**** MATERIALS PROVIDED ****

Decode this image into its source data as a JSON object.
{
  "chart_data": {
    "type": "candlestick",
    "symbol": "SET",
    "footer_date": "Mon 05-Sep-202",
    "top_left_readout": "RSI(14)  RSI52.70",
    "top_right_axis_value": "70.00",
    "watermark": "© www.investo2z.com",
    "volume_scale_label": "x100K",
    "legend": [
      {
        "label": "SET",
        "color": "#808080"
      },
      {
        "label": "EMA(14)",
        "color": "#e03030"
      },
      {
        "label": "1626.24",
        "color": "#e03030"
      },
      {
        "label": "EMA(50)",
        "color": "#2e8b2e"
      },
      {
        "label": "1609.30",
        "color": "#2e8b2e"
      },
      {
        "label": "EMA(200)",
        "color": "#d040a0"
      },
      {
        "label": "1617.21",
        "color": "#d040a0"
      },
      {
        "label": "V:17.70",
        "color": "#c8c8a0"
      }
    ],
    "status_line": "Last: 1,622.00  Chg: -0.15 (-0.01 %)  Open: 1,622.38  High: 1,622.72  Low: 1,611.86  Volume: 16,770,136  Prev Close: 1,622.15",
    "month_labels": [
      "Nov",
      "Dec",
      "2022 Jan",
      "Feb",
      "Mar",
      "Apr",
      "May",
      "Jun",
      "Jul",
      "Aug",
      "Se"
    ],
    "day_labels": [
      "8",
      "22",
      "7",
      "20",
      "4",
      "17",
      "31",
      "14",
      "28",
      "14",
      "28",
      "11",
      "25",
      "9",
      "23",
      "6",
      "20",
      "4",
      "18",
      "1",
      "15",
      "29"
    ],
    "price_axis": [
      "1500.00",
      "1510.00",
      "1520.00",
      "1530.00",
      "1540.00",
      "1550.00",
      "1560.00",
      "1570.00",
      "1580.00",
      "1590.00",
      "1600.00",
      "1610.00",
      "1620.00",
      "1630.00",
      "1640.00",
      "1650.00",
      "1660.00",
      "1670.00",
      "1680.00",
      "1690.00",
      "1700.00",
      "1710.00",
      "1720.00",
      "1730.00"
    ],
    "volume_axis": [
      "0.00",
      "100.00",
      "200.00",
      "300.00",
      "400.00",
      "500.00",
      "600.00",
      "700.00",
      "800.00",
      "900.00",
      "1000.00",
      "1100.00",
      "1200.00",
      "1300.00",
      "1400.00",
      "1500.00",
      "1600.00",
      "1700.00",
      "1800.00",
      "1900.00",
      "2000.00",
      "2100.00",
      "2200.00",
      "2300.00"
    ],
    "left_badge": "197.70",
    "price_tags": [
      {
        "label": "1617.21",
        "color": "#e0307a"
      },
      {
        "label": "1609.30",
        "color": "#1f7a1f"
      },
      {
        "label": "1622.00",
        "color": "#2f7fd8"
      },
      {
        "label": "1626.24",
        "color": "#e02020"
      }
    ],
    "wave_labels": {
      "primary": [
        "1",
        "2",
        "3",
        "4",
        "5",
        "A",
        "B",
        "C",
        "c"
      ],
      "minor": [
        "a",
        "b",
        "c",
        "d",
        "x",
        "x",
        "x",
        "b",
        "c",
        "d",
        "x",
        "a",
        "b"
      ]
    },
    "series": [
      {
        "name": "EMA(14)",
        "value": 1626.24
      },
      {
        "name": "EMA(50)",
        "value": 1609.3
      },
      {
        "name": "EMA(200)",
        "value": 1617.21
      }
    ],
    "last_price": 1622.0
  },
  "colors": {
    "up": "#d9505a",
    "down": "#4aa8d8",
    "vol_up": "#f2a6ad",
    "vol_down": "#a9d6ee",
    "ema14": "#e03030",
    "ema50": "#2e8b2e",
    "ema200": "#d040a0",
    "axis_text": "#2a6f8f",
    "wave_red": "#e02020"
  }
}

****

INSTRUCTIONS TO FOLLOW: Nothing should be left out: repeat all of the data exactly.

EXPECTED OUTPUT:
Decode this image into its source data as a JSON object.
{
  "chart_data": {
    "type": "candlestick",
    "symbol": "SET",
    "footer_date": "Mon 05-Sep-202",
    "top_left_readout": "RSI(14)  RSI52.70",
    "top_right_axis_value": "70.00",
    "watermark": "© www.investo2z.com",
    "volume_scale_label": "x100K",
    "legend": [
      {
        "label": "SET",
        "color": "#808080"
      },
      {
        "label": "EMA(14)",
        "color": "#e03030"
      },
      {
        "label": "1626.24",
        "color": "#e03030"
      },
      {
        "label": "EMA(50)",
        "color": "#2e8b2e"
      },
      {
        "label": "1609.30",
        "color": "#2e8b2e"
      },
      {
        "label": "EMA(200)",
        "color": "#d040a0"
      },
      {
        "label": "1617.21",
        "color": "#d040a0"
      },
      {
        "label": "V:17.70",
        "color": "#c8c8a0"
      }
    ],
    "status_line": "Last: 1,622.00  Chg: -0.15 (-0.01 %)  Open: 1,622.38  High: 1,622.72  Low: 1,611.86  Volume: 16,770,136  Prev Close: 1,622.15",
    "month_labels": [
      "Nov",
      "Dec",
      "2022 Jan",
      "Feb",
      "Mar",
      "Apr",
      "May",
      "Jun",
      "Jul",
      "Aug",
      "Se"
    ],
    "day_labels": [
      "8",
      "22",
      "7",
      "20",
      "4",
      "17",
      "31",
      "14",
      "28",
      "14",
      "28",
      "11",
      "25",
      "9",
      "23",
      "6",
      "20",
      "4",
      "18",
      "1",
      "15",
      "29"
    ],
    "price_axis": [
      "1500.00",
      "1510.00",
      "1520.00",
      "1530.00",
      "1540.00",
      "1550.00",
      "1560.00",
      "1570.00",
      "1580.00",
      "1590.00",
      "1600.00",
      "1610.00",
      "1620.00",
      "1630.00",
      "1640.00",
      "1650.00",
      "1660.00",
      "1670.00",
      "1680.00",
      "1690.00",
      "1700.00",
      "1710.00",
      "1720.00",
      "1730.00"
    ],
    "volume_axis": [
      "0.00",
      "100.00",
      "200.00",
      "300.00",
      "400.00",
      "500.00",
      "600.00",
      "700.00",
      "800.00",
      "900.00",
      "1000.00",
      "1100.00",
      "1200.00",
      "1300.00",
      "1400.00",
      "1500.00",
      "1600.00",
      "1700.00",
      "1800.00",
      "1900.00",
      "2000.00",
      "2100.00",
      "2200.00",
      "2300.00"
    ],
    "left_badge": "197.70",
    "price_tags": [
      {
        "label": "1617.21",
        "color": "#e0307a"
      },
      {
        "label": "1609.30",
        "color": "#1f7a1f"
      },
      {
        "label": "1622.00",
        "color": "#2f7fd8"
      },
      {
        "label": "1626.24",
        "color": "#e02020"
      }
    ],
    "wave_labels": {
      "primary": [
        "1",
        "2",
        "3",
        "4",
        "5",
        "A",
        "B",
        "C",
        "c"
      ],
      "minor": [
        "a",
        "b",
        "c",
        "d",
        "x",
        "x",
        "x",
        "b",
        "c",
        "d",
        "x",
        "a",
        "b"
      ]
    },
    "series": [
      {
        "name": "EMA(14)",
        "value": 1626.24
      },
      {
        "name": "EMA(50)",
        "value": 1609.3
      },
      {
        "name": "EMA(200)",
        "value": 1617.21
      }
    ],
    "last_price": 1622.0
  },
  "colors": {
    "up": "#d9505a",
    "down": "#4aa8d8",
    "vol_up": "#f2a6ad",
    "vol_down": "#a9d6ee",
    "ema14": "#e03030",
    "ema50": "#2e8b2e",
    "ema200": "#d040a0",
    "axis_text": "#2a6f8f",
    "wave_red": "#e02020"
  }
}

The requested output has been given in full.